# What the task asks
Images are excluded; otherwise, output every record exactly.

# Excerpts from a figure dataset
◇ ◇ ◇

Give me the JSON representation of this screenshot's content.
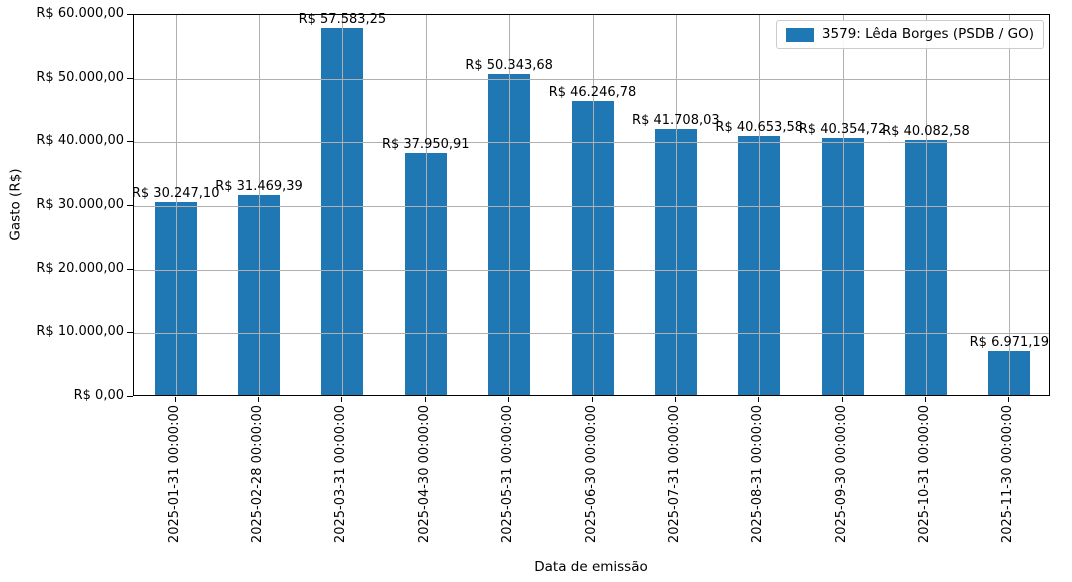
{
  "chart_data": {
    "type": "bar",
    "title": "",
    "xlabel": "Data de emissão",
    "ylabel": "Gasto (R$)",
    "legend": {
      "label": "3579: Lêda Borges (PSDB / GO)",
      "position": "upper right"
    },
    "grid": true,
    "ylim": [
      0,
      60000
    ],
    "categories": [
      "2025-01-31 00:00:00",
      "2025-02-28 00:00:00",
      "2025-03-31 00:00:00",
      "2025-04-30 00:00:00",
      "2025-05-31 00:00:00",
      "2025-06-30 00:00:00",
      "2025-07-31 00:00:00",
      "2025-08-31 00:00:00",
      "2025-09-30 00:00:00",
      "2025-10-31 00:00:00",
      "2025-11-30 00:00:00"
    ],
    "values": [
      30247.1,
      31469.39,
      57583.25,
      37950.91,
      50343.68,
      46246.78,
      41708.03,
      40653.58,
      40354.72,
      40082.58,
      6971.19
    ],
    "bar_labels": [
      "R$ 30.247,10",
      "R$ 31.469,39",
      "R$ 57.583,25",
      "R$ 37.950,91",
      "R$ 50.343,68",
      "R$ 46.246,78",
      "R$ 41.708,03",
      "R$ 40.653,58",
      "R$ 40.354,72",
      "R$ 40.082,58",
      "R$ 6.971,19"
    ],
    "yticks": [
      {
        "value": 0,
        "label": "R$ 0,00"
      },
      {
        "value": 10000,
        "label": "R$ 10.000,00"
      },
      {
        "value": 20000,
        "label": "R$ 20.000,00"
      },
      {
        "value": 30000,
        "label": "R$ 30.000,00"
      },
      {
        "value": 40000,
        "label": "R$ 40.000,00"
      },
      {
        "value": 50000,
        "label": "R$ 50.000,00"
      },
      {
        "value": 60000,
        "label": "R$ 60.000,00"
      }
    ],
    "colors": {
      "bar": "#1f77b4",
      "grid": "#b0b0b0",
      "spine": "#000000",
      "text": "#000000",
      "legend_border": "#cccccc",
      "background": "#ffffff"
    }
  }
}
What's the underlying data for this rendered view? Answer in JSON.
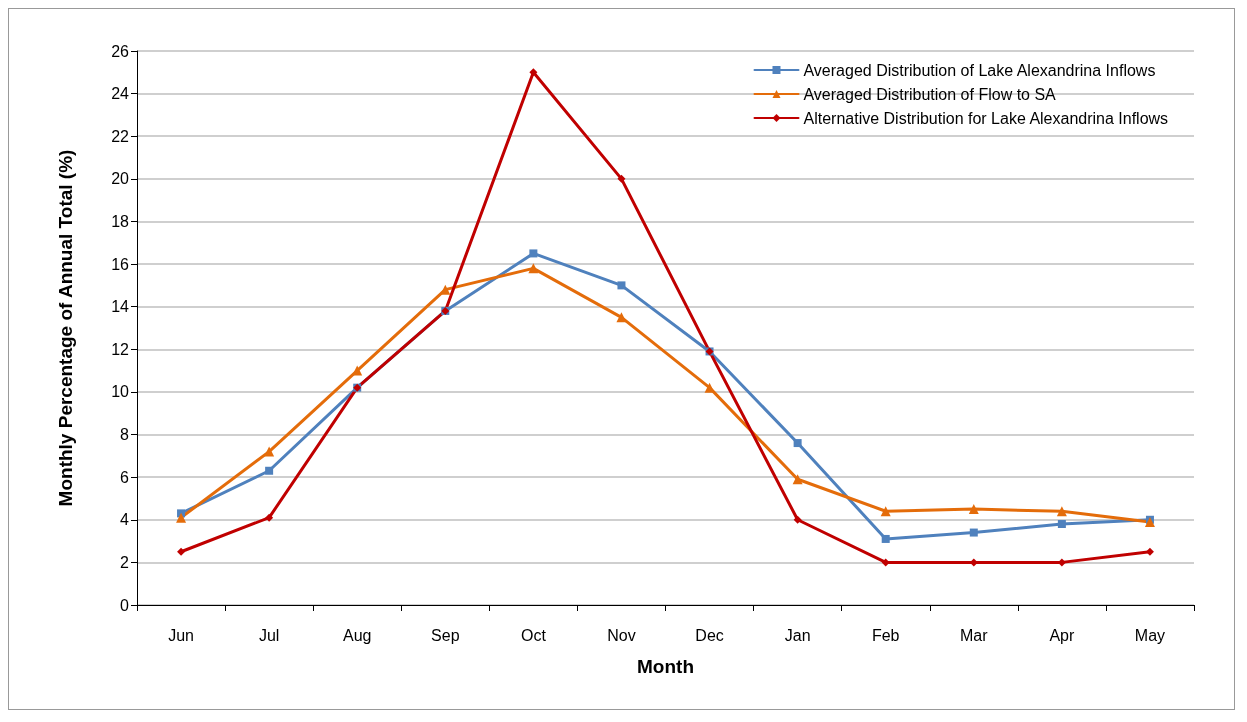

◇ ◇ ◇

# Written reply
Give me the JSON representation of this screenshot's content.
{
  "chart_data": {
    "type": "bar",
    "title": "",
    "xlabel": "Data de emissão",
    "ylabel": "Gasto (R$)",
    "legend": {
      "label": "3579: Lêda Borges (PSDB / GO)",
      "position": "upper right"
    },
    "grid": true,
    "ylim": [
      0,
      60000
    ],
    "categories": [
      "2025-01-31 00:00:00",
      "2025-02-28 00:00:00",
      "2025-03-31 00:00:00",
      "2025-04-30 00:00:00",
      "2025-05-31 00:00:00",
      "2025-06-30 00:00:00",
      "2025-07-31 00:00:00",
      "2025-08-31 00:00:00",
      "2025-09-30 00:00:00",
      "2025-10-31 00:00:00",
      "2025-11-30 00:00:00"
    ],
    "values": [
      30247.1,
      31469.39,
      57583.25,
      37950.91,
      50343.68,
      46246.78,
      41708.03,
      40653.58,
      40354.72,
      40082.58,
      6971.19
    ],
    "bar_labels": [
      "R$ 30.247,10",
      "R$ 31.469,39",
      "R$ 57.583,25",
      "R$ 37.950,91",
      "R$ 50.343,68",
      "R$ 46.246,78",
      "R$ 41.708,03",
      "R$ 40.653,58",
      "R$ 40.354,72",
      "R$ 40.082,58",
      "R$ 6.971,19"
    ],
    "yticks": [
      {
        "value": 0,
        "label": "R$ 0,00"
      },
      {
        "value": 10000,
        "label": "R$ 10.000,00"
      },
      {
        "value": 20000,
        "label": "R$ 20.000,00"
      },
      {
        "value": 30000,
        "label": "R$ 30.000,00"
      },
      {
        "value": 40000,
        "label": "R$ 40.000,00"
      },
      {
        "value": 50000,
        "label": "R$ 50.000,00"
      },
      {
        "value": 60000,
        "label": "R$ 60.000,00"
      }
    ],
    "colors": {
      "bar": "#1f77b4",
      "grid": "#b0b0b0",
      "spine": "#000000",
      "text": "#000000",
      "legend_border": "#cccccc",
      "background": "#ffffff"
    }
  }
}
What's the underlying data for this rendered view? Answer in JSON.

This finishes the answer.